TASK GOAL
Everything in the listing except the pictures should be written out exactly.

MATERIAL SHOWN
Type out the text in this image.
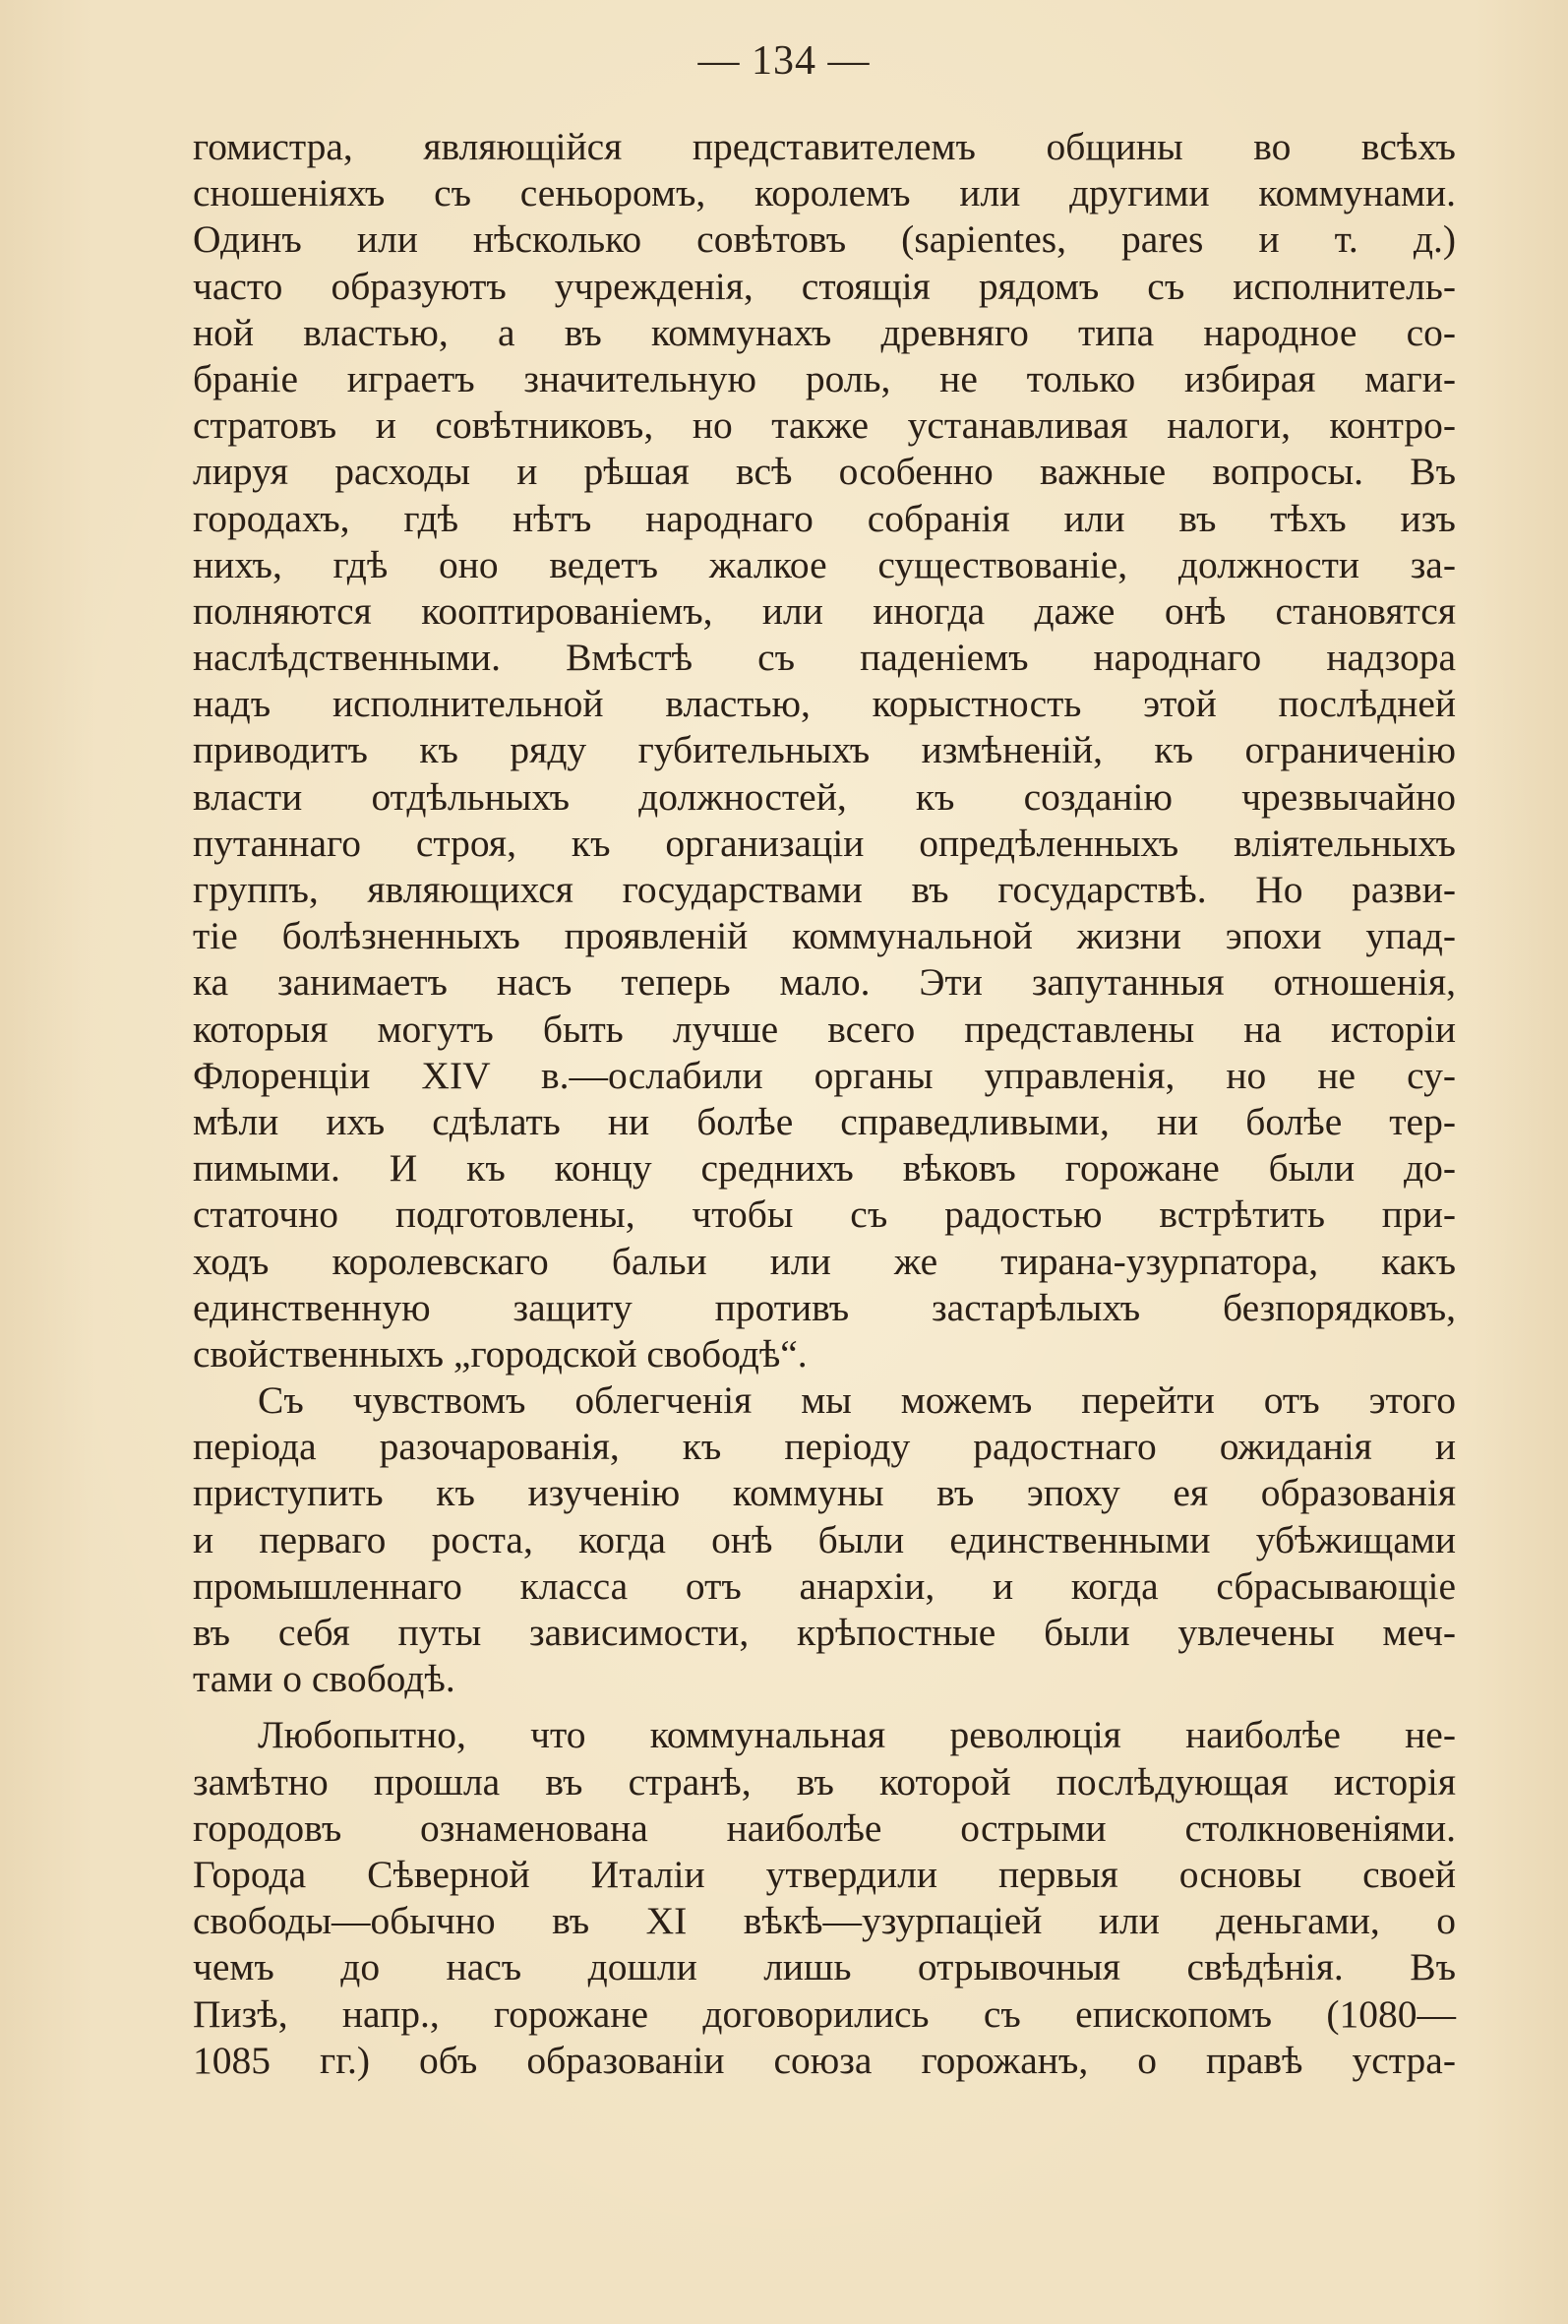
— 134 —
гомистра, являющійся представителемъ общины во всѣхъ
сношеніяхъ съ сеньоромъ, королемъ или другими коммунами.
Одинъ или нѣсколько совѣтовъ (sapientes, pares и т. д.)
часто образуютъ учрежденія, стоящія рядомъ съ исполнитель-
ной властью, а въ коммунахъ древняго типа народное со-
браніе играетъ значительную роль, не только избирая маги-
стратовъ и совѣтниковъ, но также устанавливая налоги, контро-
лируя расходы и рѣшая всѣ особенно важные вопросы. Въ
городахъ, гдѣ нѣтъ народнаго собранія или въ тѣхъ изъ
нихъ, гдѣ оно ведетъ жалкое существованіе, должности за-
полняются кооптированіемъ, или иногда даже онѣ становятся
наслѣдственными. Вмѣстѣ съ паденіемъ народнаго надзора
надъ исполнительной властью, корыстность этой послѣдней
приводитъ къ ряду губительныхъ измѣненій, къ ограниченію
власти отдѣльныхъ должностей, къ созданію чрезвычайно
путаннаго строя, къ организаціи опредѣленныхъ вліятельныхъ
группъ, являющихся государствами въ государствѣ. Но разви-
тіе болѣзненныхъ проявленій коммунальной жизни эпохи упад-
ка занимаетъ насъ теперь мало. Эти запутанныя отношенія,
которыя могутъ быть лучше всего представлены на исторіи
Флоренціи XIV в.—ослабили органы управленія, но не су-
мѣли ихъ сдѣлать ни болѣе справедливыми, ни болѣе тер-
пимыми. И къ концу среднихъ вѣковъ горожане были до-
статочно подготовлены, чтобы съ радостью встрѣтить при-
ходъ королевскаго бальи или же тирана-узурпатора, какъ
единственную защиту противъ застарѣлыхъ безпорядковъ,
свойственныхъ „городской свободѣ“.
Съ чувствомъ облегченія мы можемъ перейти отъ этого
періода разочарованія, къ періоду радостнаго ожиданія и
приступить къ изученію коммуны въ эпоху ея образованія
и перваго роста, когда онѣ были единственными убѣжищами
промышленнаго класса отъ анархіи, и когда сбрасывающіе
въ себя путы зависимости, крѣпостные были увлечены меч-
тами о свободѣ.
Любопытно, что коммунальная революція наиболѣе не-
замѣтно прошла въ странѣ, въ которой послѣдующая исторія
городовъ ознаменована наиболѣе острыми столкновеніями.
Города Сѣверной Италіи утвердили первыя основы своей
свободы—обычно въ XI вѣкѣ—узурпаціей или деньгами, о
чемъ до насъ дошли лишь отрывочныя свѣдѣнія. Въ
Пизѣ, напр., горожане договорились съ епископомъ (1080—
1085 гг.) объ образованіи союза горожанъ, о правѣ устра-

EXPECTED ANSWER
Type out the text in this image.
— 134 —
гомистра, являющійся представителемъ общины во всѣхъ
сношеніяхъ съ сеньоромъ, королемъ или другими коммунами.
Одинъ или нѣсколько совѣтовъ (sapientes, pares и т. д.)
часто образуютъ учрежденія, стоящія рядомъ съ исполнитель-
ной властью, а въ коммунахъ древняго типа народное со-
браніе играетъ значительную роль, не только избирая маги-
стратовъ и совѣтниковъ, но также устанавливая налоги, контро-
лируя расходы и рѣшая всѣ особенно важные вопросы. Въ
городахъ, гдѣ нѣтъ народнаго собранія или въ тѣхъ изъ
нихъ, гдѣ оно ведетъ жалкое существованіе, должности за-
полняются кооптированіемъ, или иногда даже онѣ становятся
наслѣдственными. Вмѣстѣ съ паденіемъ народнаго надзора
надъ исполнительной властью, корыстность этой послѣдней
приводитъ къ ряду губительныхъ измѣненій, къ ограниченію
власти отдѣльныхъ должностей, къ созданію чрезвычайно
путаннаго строя, къ организаціи опредѣленныхъ вліятельныхъ
группъ, являющихся государствами въ государствѣ. Но разви-
тіе болѣзненныхъ проявленій коммунальной жизни эпохи упад-
ка занимаетъ насъ теперь мало. Эти запутанныя отношенія,
которыя могутъ быть лучше всего представлены на исторіи
Флоренціи XIV в.—ослабили органы управленія, но не су-
мѣли ихъ сдѣлать ни болѣе справедливыми, ни болѣе тер-
пимыми. И къ концу среднихъ вѣковъ горожане были до-
статочно подготовлены, чтобы съ радостью встрѣтить при-
ходъ королевскаго бальи или же тирана-узурпатора, какъ
единственную защиту противъ застарѣлыхъ безпорядковъ,
свойственныхъ „городской свободѣ“.
Съ чувствомъ облегченія мы можемъ перейти отъ этого
періода разочарованія, къ періоду радостнаго ожиданія и
приступить къ изученію коммуны въ эпоху ея образованія
и перваго роста, когда онѣ были единственными убѣжищами
промышленнаго класса отъ анархіи, и когда сбрасывающіе
въ себя путы зависимости, крѣпостные были увлечены меч-
тами о свободѣ.
Любопытно, что коммунальная революція наиболѣе не-
замѣтно прошла въ странѣ, въ которой послѣдующая исторія
городовъ ознаменована наиболѣе острыми столкновеніями.
Города Сѣверной Италіи утвердили первыя основы своей
свободы—обычно въ XI вѣкѣ—узурпаціей или деньгами, о
чемъ до насъ дошли лишь отрывочныя свѣдѣнія. Въ
Пизѣ, напр., горожане договорились съ епископомъ (1080—
1085 гг.) объ образованіи союза горожанъ, о правѣ устра-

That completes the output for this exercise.